**Instruction**
Copy the lines of every item below word for word, leaving out the pictures.

[Labeled box records]
++++++++

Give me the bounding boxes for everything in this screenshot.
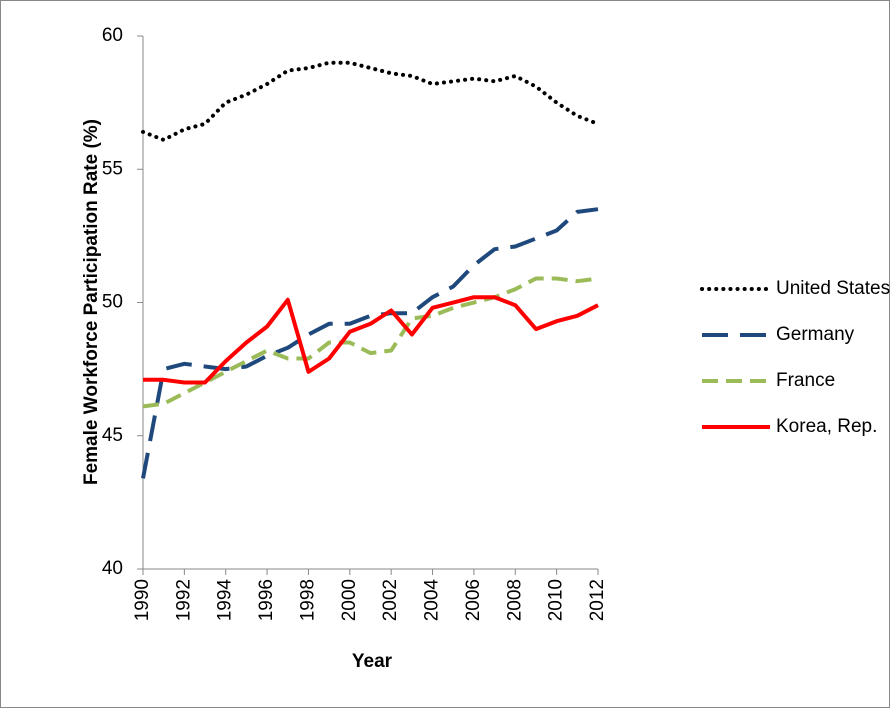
x-tick-label: 1998 [297,579,318,621]
x-tick-label: 2006 [463,579,484,621]
x-tick-label: 2008 [504,579,525,621]
y-tick-label: 40 [102,558,123,579]
x-tick-label: 2002 [380,579,401,621]
legend-label: France [776,370,835,391]
x-tick-label: 1994 [215,579,236,622]
x-axis-title: Year [352,651,393,672]
x-tick-label: 2004 [422,579,443,622]
legend-label: United States [776,278,890,299]
y-tick-label: 50 [102,292,123,313]
series-line [143,295,599,385]
x-tick-label: 1992 [173,579,194,621]
legend-label: Germany [776,324,855,345]
y-axis-title: Female Workforce Participation Rate (%) [81,119,102,485]
x-tick-label: 2000 [339,579,360,621]
legend-label: Korea, Rep. [776,416,877,437]
x-tick-label: 1990 [132,579,153,621]
series-line [141,60,600,142]
x-tick-label: 2010 [546,579,567,621]
y-tick-label: 45 [102,425,123,446]
x-tick-label: 2012 [587,579,608,621]
x-tick-label: 1996 [256,579,277,621]
series-line [142,276,599,409]
y-tick-label: 60 [102,25,123,46]
y-tick-label: 55 [102,158,123,179]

++++++++

**Expected answer**
Give me the bounding boxes for everything in this screenshot.
x-tick-label: 1998 [297,579,318,621]
x-tick-label: 2006 [463,579,484,621]
x-tick-label: 2008 [504,579,525,621]
y-tick-label: 40 [102,558,123,579]
x-tick-label: 2002 [380,579,401,621]
legend-label: France [776,370,835,391]
x-tick-label: 1994 [215,579,236,622]
x-axis-title: Year [352,651,393,672]
x-tick-label: 2004 [422,579,443,622]
legend-label: United States [776,278,890,299]
y-tick-label: 50 [102,292,123,313]
series-line [143,295,599,385]
x-tick-label: 1992 [173,579,194,621]
legend-label: Germany [776,324,855,345]
y-axis-title: Female Workforce Participation Rate (%) [81,119,102,485]
x-tick-label: 2000 [339,579,360,621]
legend-label: Korea, Rep. [776,416,877,437]
x-tick-label: 1990 [132,579,153,621]
series-line [141,60,600,142]
x-tick-label: 2010 [546,579,567,621]
y-tick-label: 45 [102,425,123,446]
x-tick-label: 2012 [587,579,608,621]
x-tick-label: 1996 [256,579,277,621]
series-line [142,276,599,409]
y-tick-label: 60 [102,25,123,46]
y-tick-label: 55 [102,158,123,179]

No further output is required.